GIVEN PROBLEM -
Quote the records that follow in full, leaving the pictures out.
^^^^^^^^^^^^^^^^
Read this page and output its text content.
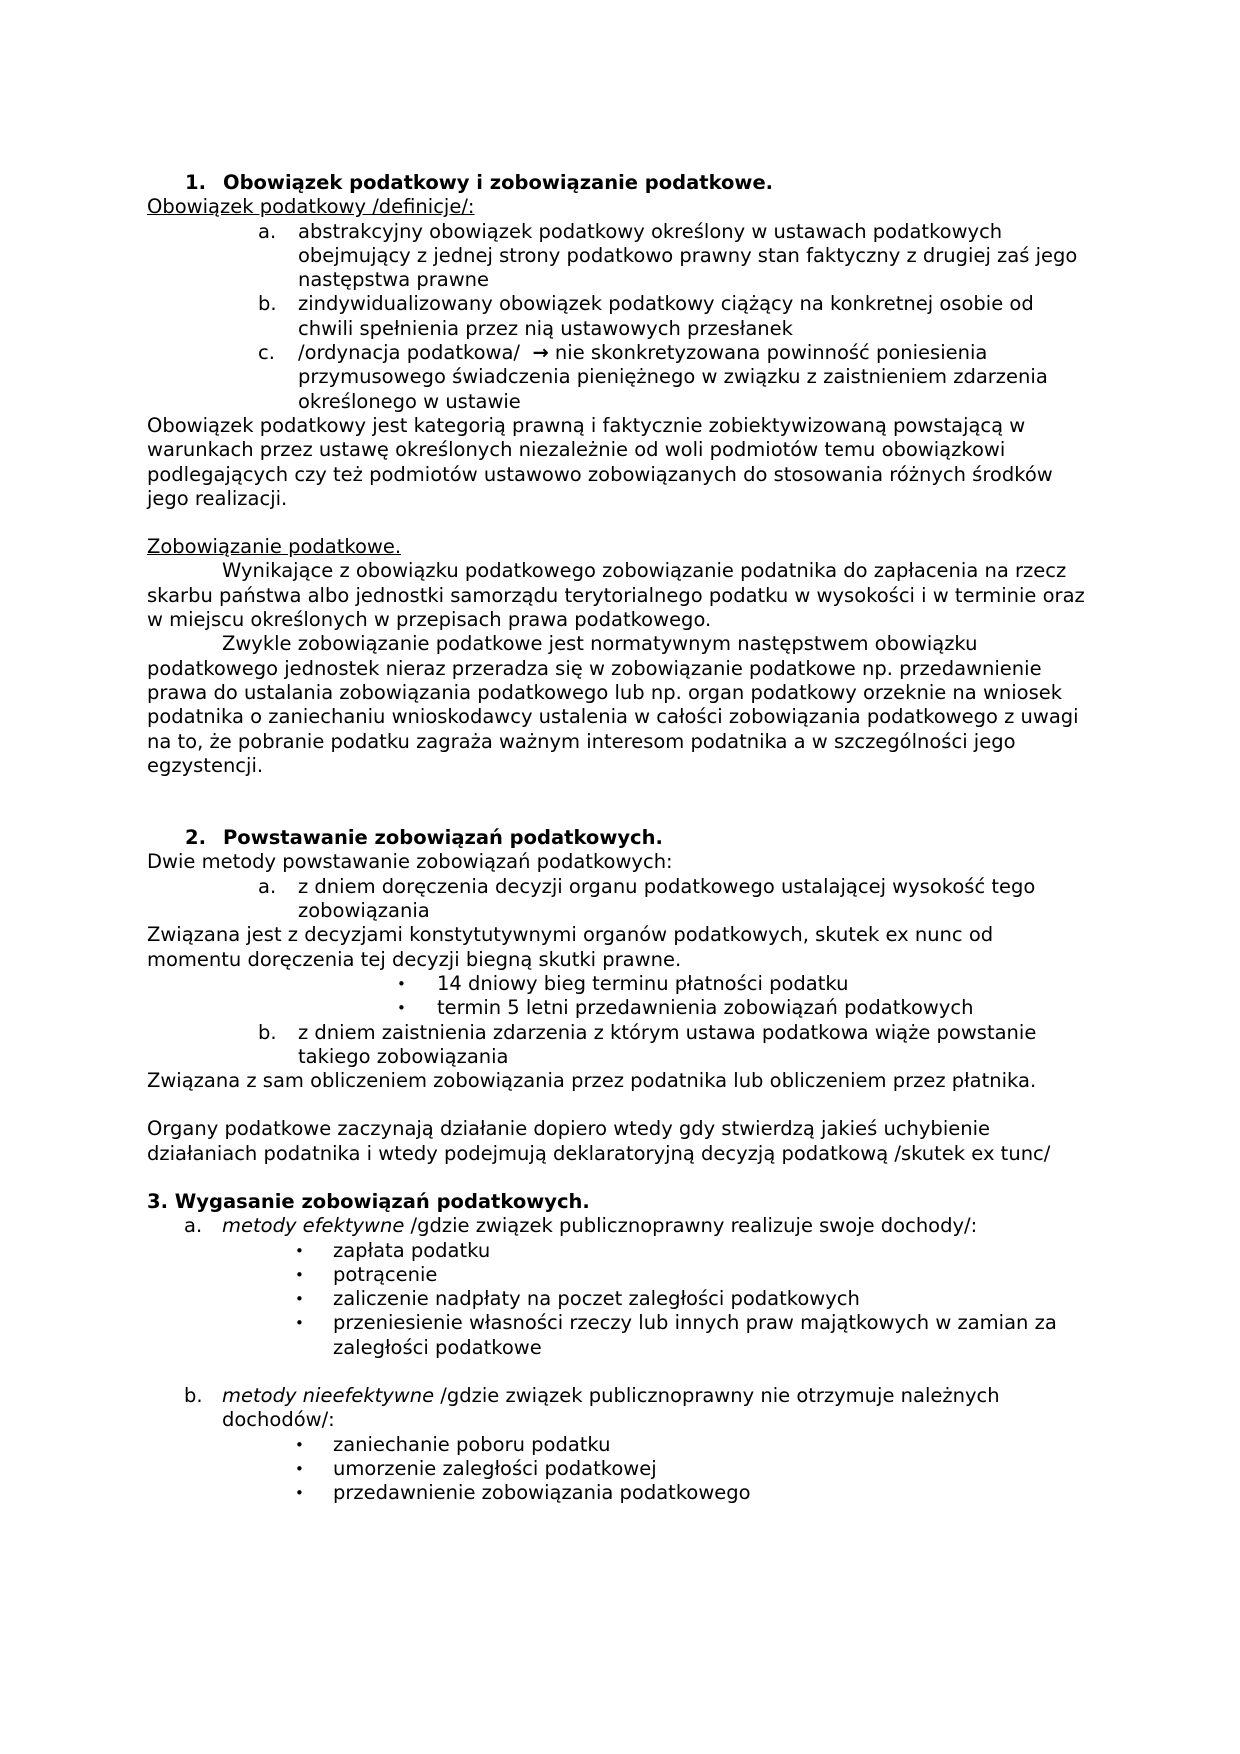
1. Obowiązek podatkowy i zobowiązanie podatkowe.

Obowiązek podatkowy /definicje/:

a.	abstrakcyjny obowiązek podatkowy określony w ustawach podatkowych obejmujący z jednej strony podatkowo prawny stan faktyczny z drugiej zaś jego następstwa prawne
b.	zindywidualizowany obowiązek podatkowy ciążący na konkretnej osobie od chwili spełnienia przez nią ustawowych przesłanek
c.	/ordynacja podatkowa/ → nie skonkretyzowana powinność poniesienia przymusowego świadczenia pieniężnego w związku z zaistnieniem zdarzenia określonego w ustawie

Obowiązek podatkowy jest kategorią prawną i faktycznie zobiektywizowaną powstającą w warunkach przez ustawę określonych niezależnie od woli podmiotów temu obowiązkowi podlegających czy też podmiotów ustawowo zobowiązanych do stosowania różnych środków jego realizacji.

Zobowiązanie podatkowe.

Wynikające z obowiązku podatkowego zobowiązanie podatnika do zapłacenia na rzecz skarbu państwa albo jednostki samorządu terytorialnego podatku w wysokości i w terminie oraz w miejscu określonych w przepisach prawa podatkowego.

Zwykle zobowiązanie podatkowe jest normatywnym następstwem obowiązku podatkowego jednostek nieraz przeradza się w zobowiązanie podatkowe np. przedawnienie prawa do ustalania zobowiązania podatkowego lub np. organ podatkowy orzeknie na wniosek podatnika o zaniechaniu wnioskodawcy ustalenia w całości zobowiązania podatkowego z uwagi na to, że pobranie podatku zagraża ważnym interesom podatnika a w szczególności jego egzystencji.

2. Powstawanie zobowiązań podatkowych.

Dwie metody powstawanie zobowiązań podatkowych:

a.	z dniem doręczenia decyzji organu podatkowego ustalającej wysokość tego zobowiązania

Związana jest z decyzjami konstytutywnymi organów podatkowych, skutek ex nunc od momentu doręczenia tej decyzji biegną skutki prawne.

•	14 dniowy bieg terminu płatności podatku
•	termin 5 letni przedawnienia zobowiązań podatkowych
b.	z dniem zaistnienia zdarzenia z którym ustawa podatkowa wiąże powstanie takiego zobowiązania

Związana z sam obliczeniem zobowiązania przez podatnika lub obliczeniem przez płatnika.

Organy podatkowe zaczynają działanie dopiero wtedy gdy stwierdzą jakieś uchybienie działaniach podatnika i wtedy podejmują deklaratoryjną decyzją podatkową /skutek ex tunc/

3. Wygasanie zobowiązań podatkowych.

a.	metody efektywne /gdzie związek publicznoprawny realizuje swoje dochody/:
•	zapłata podatku
•	potrącenie
•	zaliczenie nadpłaty na poczet zaległości podatkowych
•	przeniesienie własności rzeczy lub innych praw majątkowych w zamian za zaległości podatkowe
b. metody nieefektywne /gdzie związek publicznoprawny nie otrzymuje należnych dochodów/:
•	zaniechanie poboru podatku
•	umorzenie zaległości podatkowej
•	przedawnienie zobowiązania podatkowego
^^^^^^^^^^^^^^^^
EXPECTED ANSWER -
Read this page and output its text content.
1. Obowiązek podatkowy i zobowiązanie podatkowe.

Obowiązek podatkowy /definicje/:

a.	abstrakcyjny obowiązek podatkowy określony w ustawach podatkowych obejmujący z jednej strony podatkowo prawny stan faktyczny z drugiej zaś jego następstwa prawne
b.	zindywidualizowany obowiązek podatkowy ciążący na konkretnej osobie od chwili spełnienia przez nią ustawowych przesłanek
c.	/ordynacja podatkowa/ → nie skonkretyzowana powinność poniesienia przymusowego świadczenia pieniężnego w związku z zaistnieniem zdarzenia określonego w ustawie

Obowiązek podatkowy jest kategorią prawną i faktycznie zobiektywizowaną powstającą w warunkach przez ustawę określonych niezależnie od woli podmiotów temu obowiązkowi podlegających czy też podmiotów ustawowo zobowiązanych do stosowania różnych środków jego realizacji.

Zobowiązanie podatkowe.

Wynikające z obowiązku podatkowego zobowiązanie podatnika do zapłacenia na rzecz skarbu państwa albo jednostki samorządu terytorialnego podatku w wysokości i w terminie oraz w miejscu określonych w przepisach prawa podatkowego.

Zwykle zobowiązanie podatkowe jest normatywnym następstwem obowiązku podatkowego jednostek nieraz przeradza się w zobowiązanie podatkowe np. przedawnienie prawa do ustalania zobowiązania podatkowego lub np. organ podatkowy orzeknie na wniosek podatnika o zaniechaniu wnioskodawcy ustalenia w całości zobowiązania podatkowego z uwagi na to, że pobranie podatku zagraża ważnym interesom podatnika a w szczególności jego egzystencji.

2. Powstawanie zobowiązań podatkowych.

Dwie metody powstawanie zobowiązań podatkowych:

a.	z dniem doręczenia decyzji organu podatkowego ustalającej wysokość tego zobowiązania

Związana jest z decyzjami konstytutywnymi organów podatkowych, skutek ex nunc od momentu doręczenia tej decyzji biegną skutki prawne.

•	14 dniowy bieg terminu płatności podatku
•	termin 5 letni przedawnienia zobowiązań podatkowych
b.	z dniem zaistnienia zdarzenia z którym ustawa podatkowa wiąże powstanie takiego zobowiązania

Związana z sam obliczeniem zobowiązania przez podatnika lub obliczeniem przez płatnika.

Organy podatkowe zaczynają działanie dopiero wtedy gdy stwierdzą jakieś uchybienie działaniach podatnika i wtedy podejmują deklaratoryjną decyzją podatkową /skutek ex tunc/

3. Wygasanie zobowiązań podatkowych.

a.	metody efektywne /gdzie związek publicznoprawny realizuje swoje dochody/:
•	zapłata podatku
•	potrącenie
•	zaliczenie nadpłaty na poczet zaległości podatkowych
•	przeniesienie własności rzeczy lub innych praw majątkowych w zamian za zaległości podatkowe
b. metody nieefektywne /gdzie związek publicznoprawny nie otrzymuje należnych dochodów/:
•	zaniechanie poboru podatku
•	umorzenie zaległości podatkowej
•	przedawnienie zobowiązania podatkowego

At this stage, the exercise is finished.